Lismer exhibited sixteen of his works in his first Group of Seven show at the Art Gallery of Ontario in 1920. In 1922 he completed ‘’Isles of Spruce’’ from a sketch made at Sand Lake, Algoma in 1921. A reproduction of this work was made by Sampson-Matthews of Toronto, and in 1970, the Canadian Post Office Department issued a six cent stamp featuring this work to commemorate the 50th anniversary of the founding of the Group of Seven. The stamp was reproduced by Ashton-Potter Ltd. of Toronto in 36, 000, 000 copies. Lismer did hundreds of sketches and drawings on his trips to Georgian Bay, Algoma, the Maritimes and around Toronto.

During these years he continued to teach at the Ontario College of Art but unable to implement all his teaching methods and concepts of discipline, he resigned as vice-principal of the College in 1927 although he continued with his duties as principal of the College’s summer school. The same year he was offered and accepted a post of educational supervisor of the Art Gallery of Toronto. In this capacity he was able to implement ideas on child and adult art education which he had begun to develop in Halifax. Later the Art Centre for Children was initiated. His responsibilities also required him to give informal gallery talks to thousands of visitors, study groups and members of the Gallery; classes for teachers from public and private schools and the setting up of reading and reference room facilities.

# WRITTEN INSTRUCTION
Write a continuation of the passage on Lismer's painting and teaching career, starting after its final sentence. The records are unrelated to the passage on Lismer and stand as separate material.

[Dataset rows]
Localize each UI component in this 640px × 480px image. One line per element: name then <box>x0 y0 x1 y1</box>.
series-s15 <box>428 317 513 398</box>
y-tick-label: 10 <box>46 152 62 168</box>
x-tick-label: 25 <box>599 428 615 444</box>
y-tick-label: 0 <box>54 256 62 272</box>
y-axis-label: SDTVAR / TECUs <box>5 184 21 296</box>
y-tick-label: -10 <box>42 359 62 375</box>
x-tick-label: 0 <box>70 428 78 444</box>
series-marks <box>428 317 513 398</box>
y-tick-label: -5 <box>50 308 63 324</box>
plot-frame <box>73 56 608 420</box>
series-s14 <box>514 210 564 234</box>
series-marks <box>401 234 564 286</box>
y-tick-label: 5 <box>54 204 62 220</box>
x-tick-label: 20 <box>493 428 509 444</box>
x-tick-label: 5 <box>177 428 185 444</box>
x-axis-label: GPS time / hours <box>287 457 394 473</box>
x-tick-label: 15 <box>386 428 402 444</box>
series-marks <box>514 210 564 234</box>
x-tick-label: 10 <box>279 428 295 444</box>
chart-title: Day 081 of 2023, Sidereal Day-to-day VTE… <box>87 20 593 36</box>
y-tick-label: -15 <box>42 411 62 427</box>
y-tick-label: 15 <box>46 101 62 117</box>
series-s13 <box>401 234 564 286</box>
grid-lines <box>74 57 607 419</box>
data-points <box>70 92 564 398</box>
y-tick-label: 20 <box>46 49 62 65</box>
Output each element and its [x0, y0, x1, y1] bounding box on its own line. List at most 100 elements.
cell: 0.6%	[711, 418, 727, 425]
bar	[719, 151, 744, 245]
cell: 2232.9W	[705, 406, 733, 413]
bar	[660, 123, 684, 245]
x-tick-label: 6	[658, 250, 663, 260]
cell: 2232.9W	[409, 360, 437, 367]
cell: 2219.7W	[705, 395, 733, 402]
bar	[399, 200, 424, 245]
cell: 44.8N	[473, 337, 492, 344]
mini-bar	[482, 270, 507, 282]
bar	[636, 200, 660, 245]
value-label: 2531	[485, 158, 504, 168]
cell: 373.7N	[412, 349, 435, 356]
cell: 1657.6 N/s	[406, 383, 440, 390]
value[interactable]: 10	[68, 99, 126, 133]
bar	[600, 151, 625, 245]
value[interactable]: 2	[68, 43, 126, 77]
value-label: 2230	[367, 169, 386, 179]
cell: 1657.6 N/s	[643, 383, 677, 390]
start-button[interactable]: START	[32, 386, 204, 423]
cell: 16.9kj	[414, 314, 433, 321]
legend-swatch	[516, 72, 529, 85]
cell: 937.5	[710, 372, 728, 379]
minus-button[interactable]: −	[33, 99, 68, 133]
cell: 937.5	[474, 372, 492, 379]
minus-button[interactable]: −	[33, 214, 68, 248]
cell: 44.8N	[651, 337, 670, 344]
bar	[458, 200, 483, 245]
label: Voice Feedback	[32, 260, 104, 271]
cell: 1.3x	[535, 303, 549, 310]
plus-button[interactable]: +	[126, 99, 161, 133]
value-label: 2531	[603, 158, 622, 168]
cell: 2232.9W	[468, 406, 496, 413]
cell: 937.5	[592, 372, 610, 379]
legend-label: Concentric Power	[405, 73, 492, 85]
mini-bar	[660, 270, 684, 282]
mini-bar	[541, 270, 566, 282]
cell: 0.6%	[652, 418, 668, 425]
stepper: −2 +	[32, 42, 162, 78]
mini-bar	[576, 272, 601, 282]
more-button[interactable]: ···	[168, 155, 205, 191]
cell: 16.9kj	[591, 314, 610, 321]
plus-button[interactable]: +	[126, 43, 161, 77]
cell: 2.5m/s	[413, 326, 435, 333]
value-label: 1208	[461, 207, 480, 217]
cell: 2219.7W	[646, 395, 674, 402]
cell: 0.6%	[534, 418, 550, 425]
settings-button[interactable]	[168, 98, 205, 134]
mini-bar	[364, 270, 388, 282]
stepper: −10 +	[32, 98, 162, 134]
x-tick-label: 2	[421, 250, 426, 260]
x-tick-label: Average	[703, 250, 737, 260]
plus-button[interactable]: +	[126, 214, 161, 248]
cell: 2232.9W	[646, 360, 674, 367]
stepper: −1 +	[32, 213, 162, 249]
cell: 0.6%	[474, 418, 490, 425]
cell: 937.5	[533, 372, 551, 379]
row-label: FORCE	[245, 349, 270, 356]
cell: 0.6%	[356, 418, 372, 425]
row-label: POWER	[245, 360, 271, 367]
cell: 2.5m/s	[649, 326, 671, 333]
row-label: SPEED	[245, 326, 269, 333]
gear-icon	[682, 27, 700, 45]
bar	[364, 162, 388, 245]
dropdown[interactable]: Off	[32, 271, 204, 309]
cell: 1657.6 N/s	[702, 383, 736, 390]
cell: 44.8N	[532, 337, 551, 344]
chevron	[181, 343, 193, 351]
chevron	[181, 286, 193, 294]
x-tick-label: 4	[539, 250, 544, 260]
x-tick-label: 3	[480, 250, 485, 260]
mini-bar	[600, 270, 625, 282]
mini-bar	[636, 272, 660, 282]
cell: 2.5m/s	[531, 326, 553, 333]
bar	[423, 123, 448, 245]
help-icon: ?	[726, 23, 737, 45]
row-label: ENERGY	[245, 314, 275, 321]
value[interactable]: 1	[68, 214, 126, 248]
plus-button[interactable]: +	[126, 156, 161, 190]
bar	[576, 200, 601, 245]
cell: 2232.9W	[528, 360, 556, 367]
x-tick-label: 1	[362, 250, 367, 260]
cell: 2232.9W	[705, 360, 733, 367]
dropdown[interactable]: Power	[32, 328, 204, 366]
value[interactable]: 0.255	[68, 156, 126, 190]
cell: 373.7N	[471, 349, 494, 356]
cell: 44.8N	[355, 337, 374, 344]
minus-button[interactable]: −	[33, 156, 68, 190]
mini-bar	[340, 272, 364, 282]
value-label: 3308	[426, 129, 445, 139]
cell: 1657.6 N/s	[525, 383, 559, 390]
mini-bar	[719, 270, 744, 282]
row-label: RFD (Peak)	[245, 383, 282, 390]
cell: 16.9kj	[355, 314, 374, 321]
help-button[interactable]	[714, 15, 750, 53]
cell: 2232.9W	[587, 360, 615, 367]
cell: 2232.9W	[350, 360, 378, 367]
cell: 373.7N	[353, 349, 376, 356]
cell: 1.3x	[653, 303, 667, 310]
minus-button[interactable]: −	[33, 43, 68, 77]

# RIGHT ANSWER
During the summers of 1927, 1928, 1929 and 1930 he sketched in the Gaspé Peninsula, Rocky Mountains, McGregor Bay (at Georgian Bay), New-Brunswick and Nova Scotia. From his Rocky Mountain trip he did the canvas “Cathedral Mountain” which was acquired by the Montreal Museum of Fine Arts. In March of 1932 under the auspices of the National Gallery of Canada, Lismer set out on a tour across Canada to deliver a number of lectures including “The necessity of Art”, “Art Appreciation”, “Art in Canada”, “Education Through Art”, “Art and the Child” and “Canadian Painting Today”. His tour was a great success. In 1932 he was invited to the New Educational Fellowship conferences in France and England and South Africa in 1934; United States in 1935 and 1936; Australia and New Zealand in 1937. Also in 1936-37, at the request of the government, he lectured to teachers and established children’s art classes in South Africa. At all these places during his free hours he invariably sketched. It was in South Africa that he used water colours extensively for the first time because they were more easily carried. In 1938-39 he was a visiting professor at Teacher’s College, Columbia University, where he taught four courses and devoted the balance of his time to visiting New-York City schools and colleges. It was at these schools and colleges that he studied the conceptions of art education. These trips took him further afield to Milwaukee and Iowa also to Massachusetts and New-Jersey. He spent long hours with Dr. Frederick Keppel discussing his findings. It was Dr. Keppel who had made possible a grant from the Carnegie Foundation to support Lismer’s Saturday classes and also for the Child Art Centre.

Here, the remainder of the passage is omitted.